> **THE TASK**
Turn every line of the data below into a numbered list, skipping blank lines and leaving out the pictures.
:: ENTRIES ::
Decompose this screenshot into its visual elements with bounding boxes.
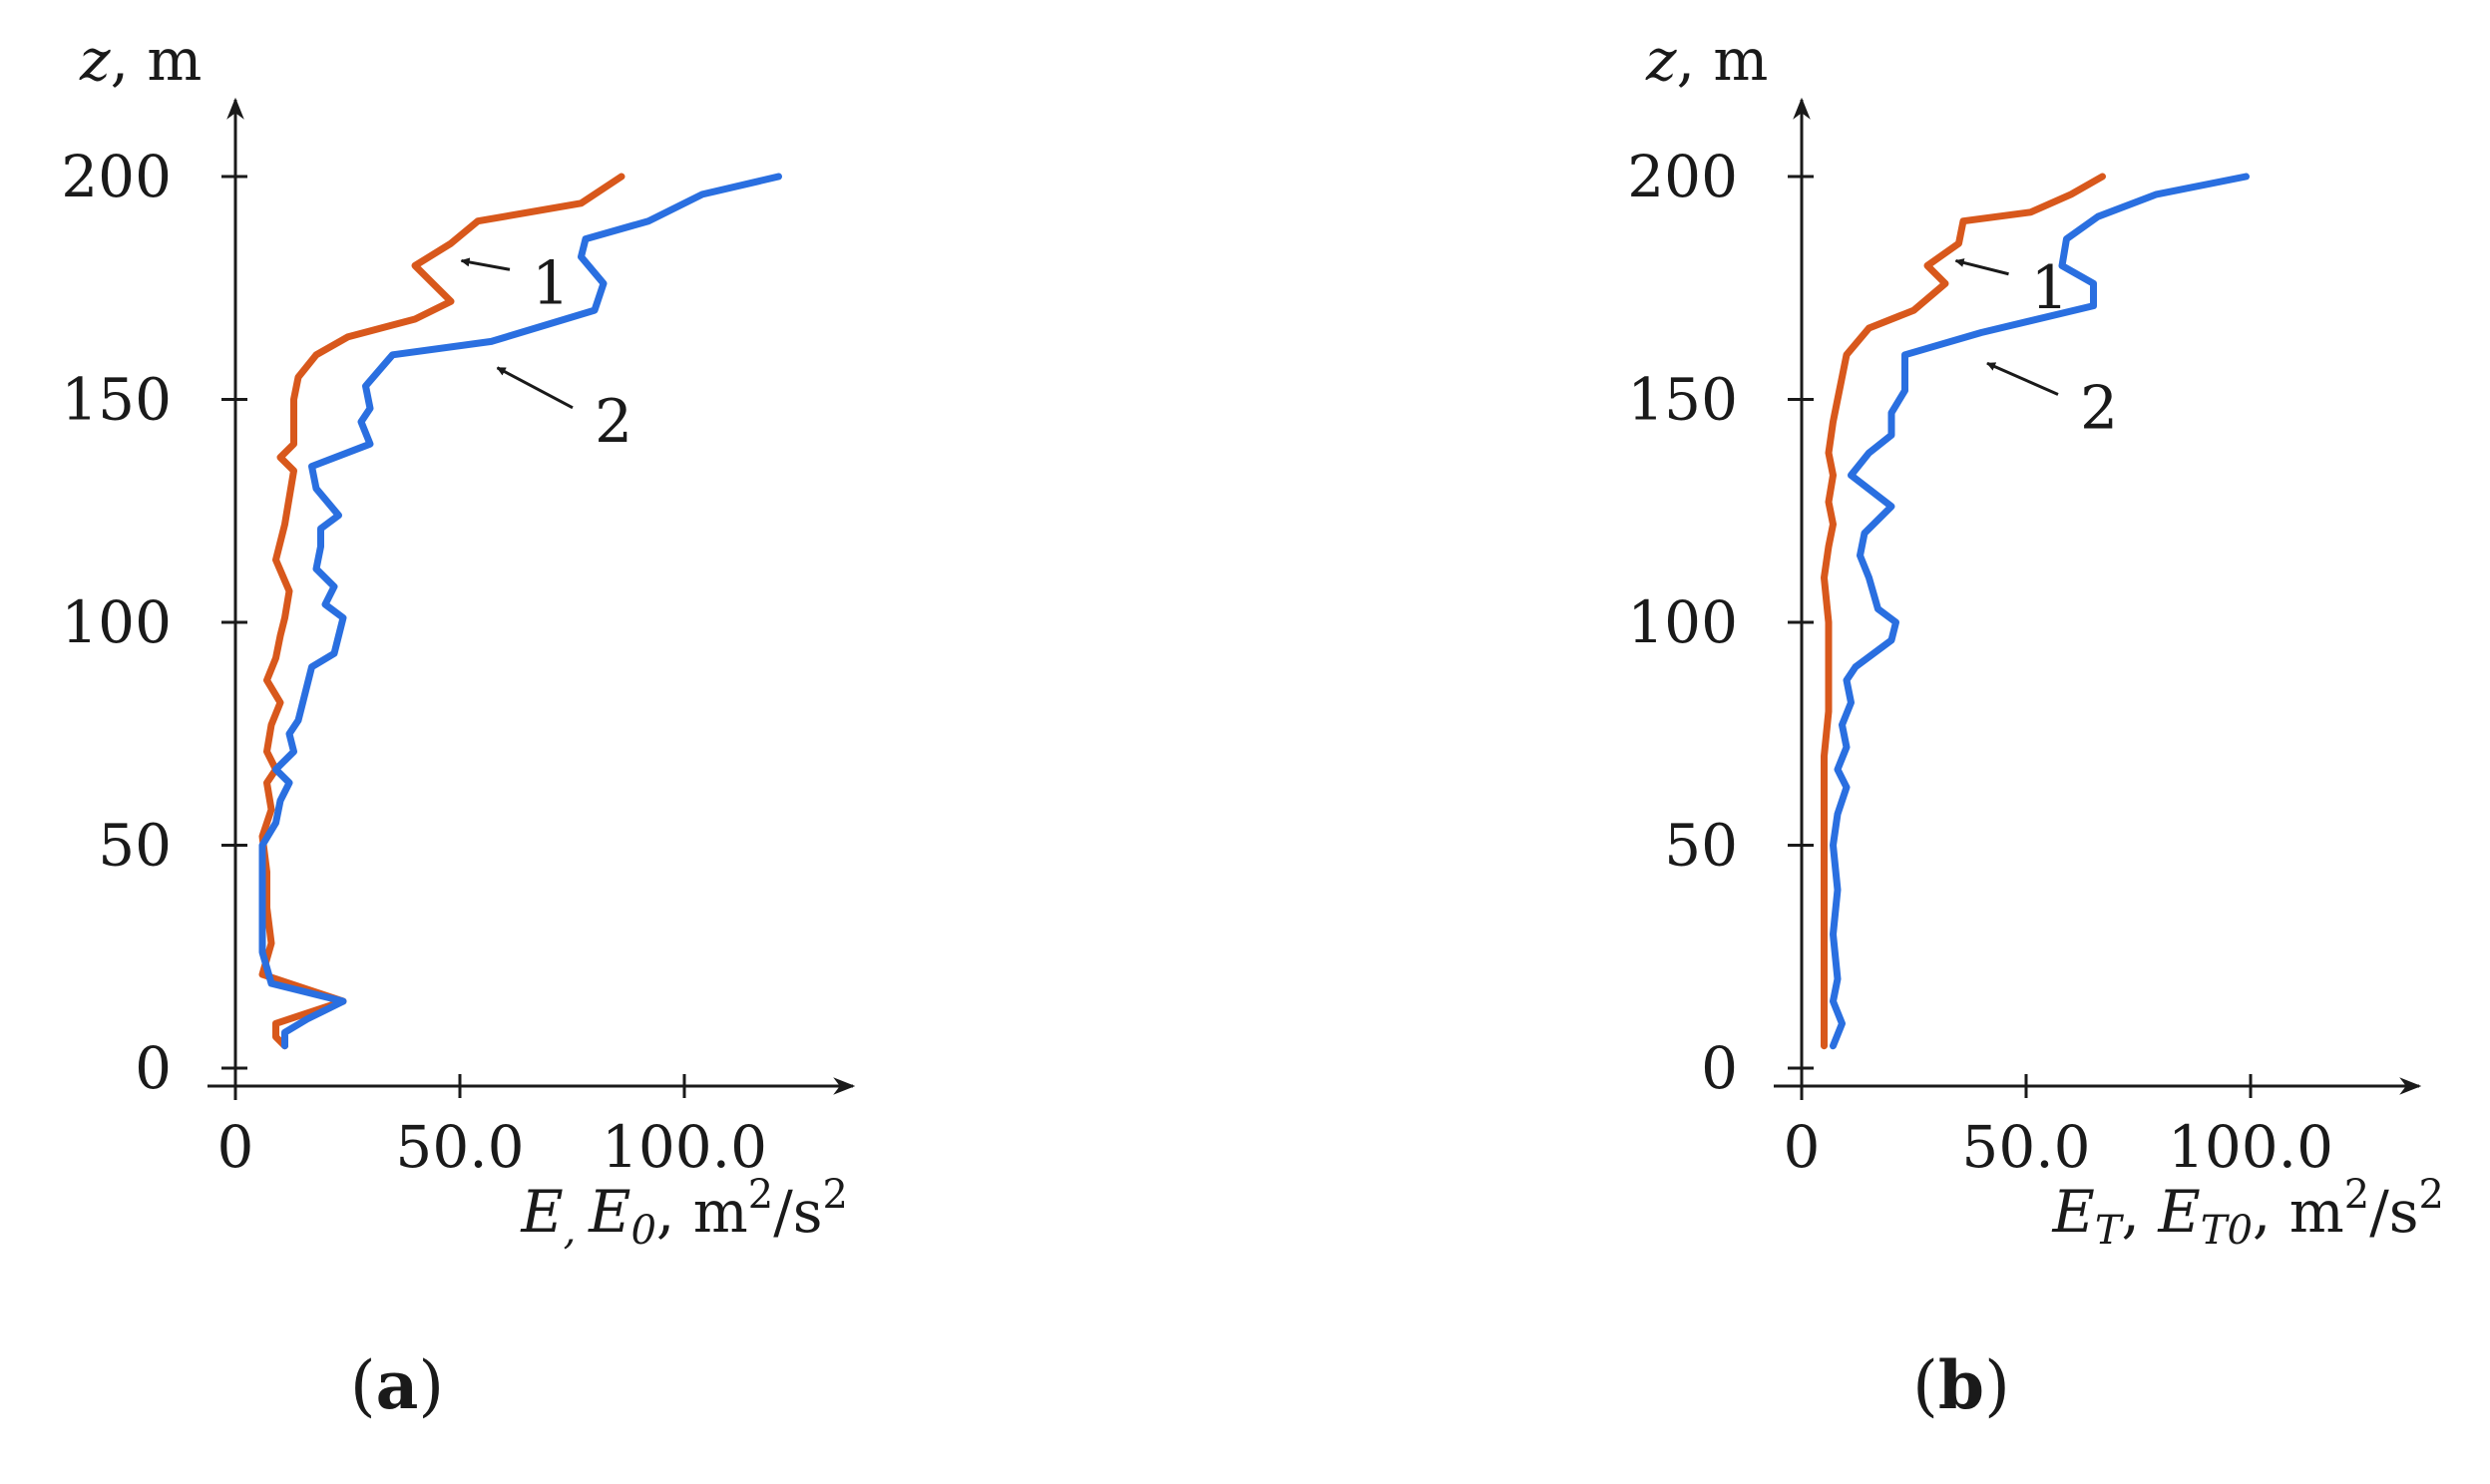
panel-a-y-tick-label: 50 <box>98 812 172 880</box>
panel-a-x-tick-label: 50.0 <box>395 1113 524 1181</box>
panel-b: 0 50 100 150 200 0 50.0 100.0 z, m ET, ET0, m2/s2… <box>1627 26 2444 1424</box>
panel-b-y-tick-label: 50 <box>1664 812 1738 880</box>
panel-b-x-tick-label: 100.0 <box>2168 1113 2333 1181</box>
panel-b-y-tick-label: 0 <box>1701 1034 1738 1102</box>
panel-b-series-1-line <box>1821 173 2106 1050</box>
panel-a-curve-1-pointer <box>460 257 511 271</box>
panel-b-x-tick-label: 50.0 <box>1961 1113 2090 1181</box>
panel-a: 0 50 100 150 200 0 50.0 100.0 z, m E, E0, m2/s2 12… <box>61 26 856 1424</box>
panel-b-curve-2-pointer <box>1986 361 2059 396</box>
panel-a-y-tick-label: 0 <box>135 1034 172 1102</box>
panel-a-x-tick-label: 100.0 <box>602 1113 767 1181</box>
panel-b-curve-1-pointer <box>1954 258 2009 276</box>
panel-b-series-2-line <box>1830 173 2250 1050</box>
panel-b-y-tick-label: 100 <box>1627 588 1738 656</box>
panel-b-x-tick-label: 0 <box>1784 1113 1821 1181</box>
panel-b-curve-2-label: 2 <box>2080 373 2118 443</box>
panel-a-label: (a) <box>350 1346 444 1424</box>
panel-b-y-tick-label: 200 <box>1627 143 1738 210</box>
panel-b-y-axis-title: z, m <box>1645 26 1768 94</box>
panel-a-series-1-line <box>258 173 625 1050</box>
panel-a-series-2-line <box>258 173 782 1050</box>
panel-a-y-tick-label: 200 <box>61 143 172 210</box>
panel-b-curve-1-label: 1 <box>2031 253 2069 323</box>
panel-a-curve-2-label: 2 <box>595 387 632 457</box>
panel-a-curve-1-label: 1 <box>532 248 570 318</box>
panel-a-x-axis-title: E, E0, m2/s2 <box>520 1172 848 1254</box>
panel-b-x-axis-title: ET, ET0, m2/s2 <box>2052 1172 2444 1254</box>
panel-a-y-tick-label: 100 <box>61 588 172 656</box>
panel-a-x-tick-label: 0 <box>217 1113 254 1181</box>
panel-a-y-axis-title: z, m <box>79 26 202 94</box>
panel-b-label: (b) <box>1912 1346 2010 1424</box>
panel-a-curve-2-pointer <box>496 366 574 410</box>
panel-b-y-tick-label: 150 <box>1627 366 1738 434</box>
panel-a-y-tick-label: 150 <box>61 366 172 434</box>
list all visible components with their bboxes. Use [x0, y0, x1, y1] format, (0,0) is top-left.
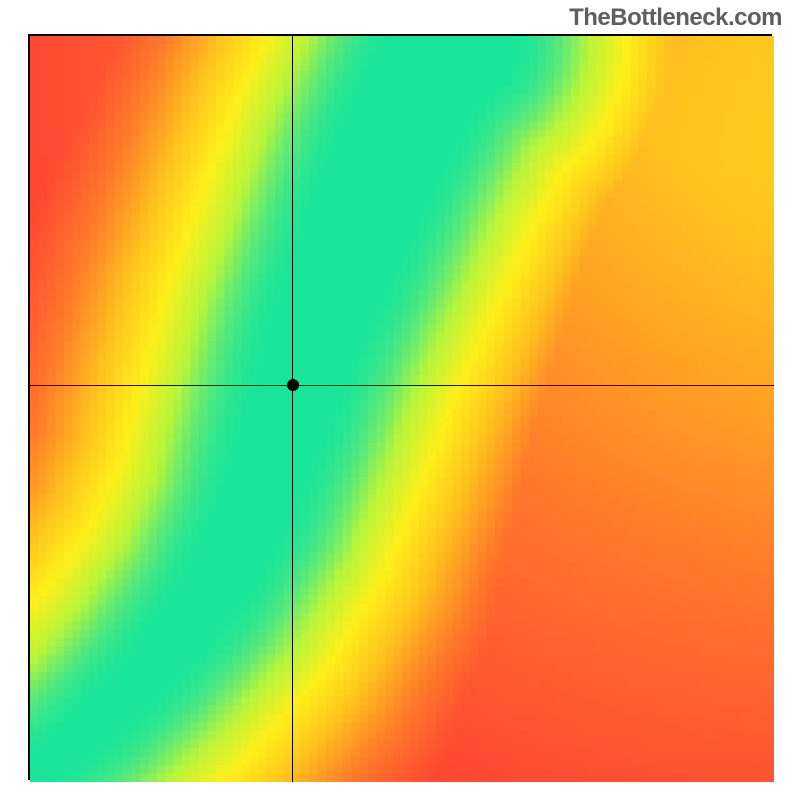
crosshair-marker: [287, 379, 299, 391]
crosshair-horizontal: [30, 385, 774, 386]
crosshair-vertical: [292, 36, 293, 782]
heatmap-canvas: [30, 36, 774, 782]
heatmap-chart: [28, 34, 772, 780]
watermark-text: TheBottleneck.com: [569, 4, 782, 32]
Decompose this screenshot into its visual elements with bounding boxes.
:::
> **SOLUTION TO THIS EXERCISE**
1. Decompose this screenshot into its visual elements with bounding boxes.
2. panel-a-y-tick-label: 50 <box>98 812 172 880</box>
3. panel-a-x-tick-label: 50.0 <box>395 1113 524 1181</box>
4. panel-b: 0 50 100 150 200 0 50.0 100.0 z, m ET, ET0, m2/s2… <box>1627 26 2444 1424</box>
5. panel-b-y-tick-label: 50 <box>1664 812 1738 880</box>
6. panel-b-x-tick-label: 100.0 <box>2168 1113 2333 1181</box>
7. panel-b-y-tick-label: 0 <box>1701 1034 1738 1102</box>
8. panel-b-series-1-line <box>1821 173 2106 1050</box>
9. panel-a-curve-1-pointer <box>460 257 511 271</box>
10. panel-b-x-tick-label: 50.0 <box>1961 1113 2090 1181</box>
11. panel-a: 0 50 100 150 200 0 50.0 100.0 z, m E, E0, m2/s2 12… <box>61 26 856 1424</box>
12. panel-b-curve-2-pointer <box>1986 361 2059 396</box>
13. panel-a-y-tick-label: 0 <box>135 1034 172 1102</box>
14. panel-a-x-tick-label: 100.0 <box>602 1113 767 1181</box>
15. panel-b-curve-1-pointer <box>1954 258 2009 276</box>
16. panel-b-series-2-line <box>1830 173 2250 1050</box>
17. panel-b-y-tick-label: 100 <box>1627 588 1738 656</box>
18. panel-b-x-tick-label: 0 <box>1784 1113 1821 1181</box>
19. panel-b-curve-2-label: 2 <box>2080 373 2118 443</box>
20. panel-a-label: (a) <box>350 1346 444 1424</box>
21. panel-b-y-tick-label: 200 <box>1627 143 1738 210</box>
22. panel-b-y-axis-title: z, m <box>1645 26 1768 94</box>
23. panel-a-series-1-line <box>258 173 625 1050</box>
24. panel-a-series-2-line <box>258 173 782 1050</box>
25. panel-a-y-tick-label: 200 <box>61 143 172 210</box>
26. panel-b-curve-1-label: 1 <box>2031 253 2069 323</box>
27. panel-a-curve-2-label: 2 <box>595 387 632 457</box>
28. panel-a-curve-1-label: 1 <box>532 248 570 318</box>
29. panel-a-x-axis-title: E, E0, m2/s2 <box>520 1172 848 1254</box>
30. panel-b-x-axis-title: ET, ET0, m2/s2 <box>2052 1172 2444 1254</box>
31. panel-a-y-tick-label: 100 <box>61 588 172 656</box>
32. panel-a-x-tick-label: 0 <box>217 1113 254 1181</box>
33. panel-a-y-axis-title: z, m <box>79 26 202 94</box>
34. panel-b-label: (b) <box>1912 1346 2010 1424</box>
35. panel-a-curve-2-pointer <box>496 366 574 410</box>
36. panel-b-y-tick-label: 150 <box>1627 366 1738 434</box>
37. panel-a-y-tick-label: 150 <box>61 366 172 434</box>
38. list all visible components with their bboxes. Use [x0, y0, x1, y1] format, (0,0) is top-left.
39. crosshair-marker: [287, 379, 299, 391]
40. crosshair-horizontal: [30, 385, 774, 386]
41. crosshair-vertical: [292, 36, 293, 782]
42. heatmap-canvas: [30, 36, 774, 782]
43. heatmap-chart: [28, 34, 772, 780]
44. watermark-text: TheBottleneck.com: [569, 4, 782, 32]
45. Decompose this screenshot into its visual elements with bounding boxes.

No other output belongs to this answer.